**PETUNJUK TUGAS:**
Tulis ulang bagian teks latihan dari "9 Mei 2024   07:45" sampai "pandangan redaksi Kompas.", dengan mengganti "platform blog" menjadi "situs blog".

**TEKS LATIHAN:**
Mohon tunggu...
Arif Minardi
Arif Minardi Mohon Tunggu... Insinyur - Aktivis Serikat Pekerja, Ketua Umum FSP LEM SPSI, Sekjen KSPSI, Anggota LKS Tripartit Nasional

Berdoa dan Berjuang Bersama Kaum Buruh

Selanjutnya

Tutup

Vox Pop Pilihan

Urgensi Kementerian Pekerja Migran dan Diaspora

9 Mei 2024   07:45 Diperbarui: 9 Mei 2024   07:47 186
+
Laporkan Konten
Laporkan Akun
Kompasiana adalah platform blog. Konten ini menjadi tanggung jawab bloger dan tidak mewakili pandangan redaksi Kompas.
Lihat foto
Bagikan ide kreativitasmu dalam bentuk konten di Kompasiana | Sumber gambar: Freepik

Catatan Arif Minardi *)

Tambah Kementerian perlu untuk menyesuaikan dengan perkembangan zaman dan kondisi dunia yang semakin disruptif. Salah satu Kementerian baru yang penting untuk dibentuk adalah Kementerian Pekerja Migran dan Diaspora. Kenapa penting, karena jutaan pekerja migran dan diaspora yang tersebar di berbagai belahan dunia merupakan potensi bangsa yang amat strategis. Salah satunya adalah sumber devisa negara yang cukup besar.Namun begitu sederet persoalan pekerja migran dan diaspora hingga saat ini masih belum terpecahkan.

**BAHAN SUMBER:**

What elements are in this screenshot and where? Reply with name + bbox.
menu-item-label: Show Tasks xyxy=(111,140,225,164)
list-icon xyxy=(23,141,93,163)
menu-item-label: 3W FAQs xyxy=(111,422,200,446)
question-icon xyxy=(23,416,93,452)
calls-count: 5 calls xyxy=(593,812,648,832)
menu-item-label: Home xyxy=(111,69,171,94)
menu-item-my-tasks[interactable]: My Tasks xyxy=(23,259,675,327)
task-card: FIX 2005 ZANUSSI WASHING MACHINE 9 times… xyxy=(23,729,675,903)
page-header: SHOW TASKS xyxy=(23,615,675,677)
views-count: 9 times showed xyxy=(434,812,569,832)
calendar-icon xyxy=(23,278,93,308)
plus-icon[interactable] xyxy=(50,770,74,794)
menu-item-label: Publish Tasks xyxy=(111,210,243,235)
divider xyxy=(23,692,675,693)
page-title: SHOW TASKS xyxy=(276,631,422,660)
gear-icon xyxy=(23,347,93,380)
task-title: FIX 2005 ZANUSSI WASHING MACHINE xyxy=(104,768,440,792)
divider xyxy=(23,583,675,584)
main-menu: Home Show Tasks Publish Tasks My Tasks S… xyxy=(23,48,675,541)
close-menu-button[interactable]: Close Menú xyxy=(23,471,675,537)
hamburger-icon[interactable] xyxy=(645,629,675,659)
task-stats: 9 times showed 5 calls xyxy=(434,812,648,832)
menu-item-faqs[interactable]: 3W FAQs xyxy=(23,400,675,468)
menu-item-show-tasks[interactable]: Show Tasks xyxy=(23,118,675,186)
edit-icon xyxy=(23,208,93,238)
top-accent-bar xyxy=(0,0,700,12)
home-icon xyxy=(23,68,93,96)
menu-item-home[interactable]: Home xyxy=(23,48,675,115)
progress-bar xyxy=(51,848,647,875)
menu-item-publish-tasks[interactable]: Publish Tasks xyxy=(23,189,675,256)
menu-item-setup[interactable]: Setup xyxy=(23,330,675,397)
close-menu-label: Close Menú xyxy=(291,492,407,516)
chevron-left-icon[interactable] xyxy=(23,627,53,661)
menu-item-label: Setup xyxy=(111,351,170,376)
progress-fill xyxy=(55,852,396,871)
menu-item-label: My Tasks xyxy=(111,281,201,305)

**KOLOM JAWABAN:**
9 Mei 2024   07:45 Diperbarui: 9 Mei 2024   07:47 186
+
Laporkan Konten
Laporkan Akun
Kompasiana adalah situs blog. Konten ini menjadi tanggung jawab bloger dan tidak mewakili pandangan redaksi Kompas.